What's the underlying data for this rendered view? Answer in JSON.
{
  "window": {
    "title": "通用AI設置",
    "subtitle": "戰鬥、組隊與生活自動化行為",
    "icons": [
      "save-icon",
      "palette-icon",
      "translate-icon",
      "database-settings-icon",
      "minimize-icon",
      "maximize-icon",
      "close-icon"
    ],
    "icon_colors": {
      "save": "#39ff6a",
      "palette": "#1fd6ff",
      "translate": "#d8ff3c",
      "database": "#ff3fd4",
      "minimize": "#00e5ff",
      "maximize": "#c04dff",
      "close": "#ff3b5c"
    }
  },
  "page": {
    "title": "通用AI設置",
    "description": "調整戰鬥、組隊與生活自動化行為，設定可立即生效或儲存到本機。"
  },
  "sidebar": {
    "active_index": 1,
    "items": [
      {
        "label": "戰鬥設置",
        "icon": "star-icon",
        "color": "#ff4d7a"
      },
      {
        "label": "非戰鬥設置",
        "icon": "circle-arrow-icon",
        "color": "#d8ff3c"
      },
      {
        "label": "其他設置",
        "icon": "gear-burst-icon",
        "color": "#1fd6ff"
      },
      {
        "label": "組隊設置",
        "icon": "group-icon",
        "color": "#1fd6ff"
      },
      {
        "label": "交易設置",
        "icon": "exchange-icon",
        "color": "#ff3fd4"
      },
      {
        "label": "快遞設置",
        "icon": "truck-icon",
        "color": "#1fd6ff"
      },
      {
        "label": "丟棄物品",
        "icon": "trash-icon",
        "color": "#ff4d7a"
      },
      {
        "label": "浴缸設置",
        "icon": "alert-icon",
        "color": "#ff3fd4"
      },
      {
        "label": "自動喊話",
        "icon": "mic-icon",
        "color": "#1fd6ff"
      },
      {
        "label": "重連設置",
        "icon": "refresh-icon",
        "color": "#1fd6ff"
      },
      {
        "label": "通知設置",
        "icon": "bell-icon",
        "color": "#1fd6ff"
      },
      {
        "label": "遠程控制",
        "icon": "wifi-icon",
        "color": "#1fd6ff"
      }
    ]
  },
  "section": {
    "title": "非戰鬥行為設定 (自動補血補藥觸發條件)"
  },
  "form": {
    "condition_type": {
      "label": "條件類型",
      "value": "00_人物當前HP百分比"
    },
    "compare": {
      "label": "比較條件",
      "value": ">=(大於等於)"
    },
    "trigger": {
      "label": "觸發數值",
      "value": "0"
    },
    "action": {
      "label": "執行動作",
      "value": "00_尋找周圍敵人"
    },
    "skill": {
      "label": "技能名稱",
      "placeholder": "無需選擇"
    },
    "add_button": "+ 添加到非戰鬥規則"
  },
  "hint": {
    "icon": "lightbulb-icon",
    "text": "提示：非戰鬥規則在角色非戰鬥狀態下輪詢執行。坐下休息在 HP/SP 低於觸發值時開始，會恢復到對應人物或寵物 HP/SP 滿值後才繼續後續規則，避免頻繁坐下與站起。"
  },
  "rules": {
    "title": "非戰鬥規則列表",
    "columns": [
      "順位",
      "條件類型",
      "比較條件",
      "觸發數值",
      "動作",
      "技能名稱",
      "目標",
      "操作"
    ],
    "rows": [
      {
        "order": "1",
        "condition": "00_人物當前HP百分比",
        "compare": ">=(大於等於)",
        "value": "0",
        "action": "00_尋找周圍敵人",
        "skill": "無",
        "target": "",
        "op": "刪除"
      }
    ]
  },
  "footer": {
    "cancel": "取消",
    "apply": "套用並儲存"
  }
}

------

_Your instructions_:
The records above must be repeated exactly, every one of them.

_The result_:
What's the underlying data for this rendered view? Answer in JSON.
{
  "window": {
    "title": "通用AI設置",
    "subtitle": "戰鬥、組隊與生活自動化行為",
    "icons": [
      "save-icon",
      "palette-icon",
      "translate-icon",
      "database-settings-icon",
      "minimize-icon",
      "maximize-icon",
      "close-icon"
    ],
    "icon_colors": {
      "save": "#39ff6a",
      "palette": "#1fd6ff",
      "translate": "#d8ff3c",
      "database": "#ff3fd4",
      "minimize": "#00e5ff",
      "maximize": "#c04dff",
      "close": "#ff3b5c"
    }
  },
  "page": {
    "title": "通用AI設置",
    "description": "調整戰鬥、組隊與生活自動化行為，設定可立即生效或儲存到本機。"
  },
  "sidebar": {
    "active_index": 1,
    "items": [
      {
        "label": "戰鬥設置",
        "icon": "star-icon",
        "color": "#ff4d7a"
      },
      {
        "label": "非戰鬥設置",
        "icon": "circle-arrow-icon",
        "color": "#d8ff3c"
      },
      {
        "label": "其他設置",
        "icon": "gear-burst-icon",
        "color": "#1fd6ff"
      },
      {
        "label": "組隊設置",
        "icon": "group-icon",
        "color": "#1fd6ff"
      },
      {
        "label": "交易設置",
        "icon": "exchange-icon",
        "color": "#ff3fd4"
      },
      {
        "label": "快遞設置",
        "icon": "truck-icon",
        "color": "#1fd6ff"
      },
      {
        "label": "丟棄物品",
        "icon": "trash-icon",
        "color": "#ff4d7a"
      },
      {
        "label": "浴缸設置",
        "icon": "alert-icon",
        "color": "#ff3fd4"
      },
      {
        "label": "自動喊話",
        "icon": "mic-icon",
        "color": "#1fd6ff"
      },
      {
        "label": "重連設置",
        "icon": "refresh-icon",
        "color": "#1fd6ff"
      },
      {
        "label": "通知設置",
        "icon": "bell-icon",
        "color": "#1fd6ff"
      },
      {
        "label": "遠程控制",
        "icon": "wifi-icon",
        "color": "#1fd6ff"
      }
    ]
  },
  "section": {
    "title": "非戰鬥行為設定 (自動補血補藥觸發條件)"
  },
  "form": {
    "condition_type": {
      "label": "條件類型",
      "value": "00_人物當前HP百分比"
    },
    "compare": {
      "label": "比較條件",
      "value": ">=(大於等於)"
    },
    "trigger": {
      "label": "觸發數值",
      "value": "0"
    },
    "action": {
      "label": "執行動作",
      "value": "00_尋找周圍敵人"
    },
    "skill": {
      "label": "技能名稱",
      "placeholder": "無需選擇"
    },
    "add_button": "+ 添加到非戰鬥規則"
  },
  "hint": {
    "icon": "lightbulb-icon",
    "text": "提示：非戰鬥規則在角色非戰鬥狀態下輪詢執行。坐下休息在 HP/SP 低於觸發值時開始，會恢復到對應人物或寵物 HP/SP 滿值後才繼續後續規則，避免頻繁坐下與站起。"
  },
  "rules": {
    "title": "非戰鬥規則列表",
    "columns": [
      "順位",
      "條件類型",
      "比較條件",
      "觸發數值",
      "動作",
      "技能名稱",
      "目標",
      "操作"
    ],
    "rows": [
      {
        "order": "1",
        "condition": "00_人物當前HP百分比",
        "compare": ">=(大於等於)",
        "value": "0",
        "action": "00_尋找周圍敵人",
        "skill": "無",
        "target": "",
        "op": "刪除"
      }
    ]
  },
  "footer": {
    "cancel": "取消",
    "apply": "套用並儲存"
  }
}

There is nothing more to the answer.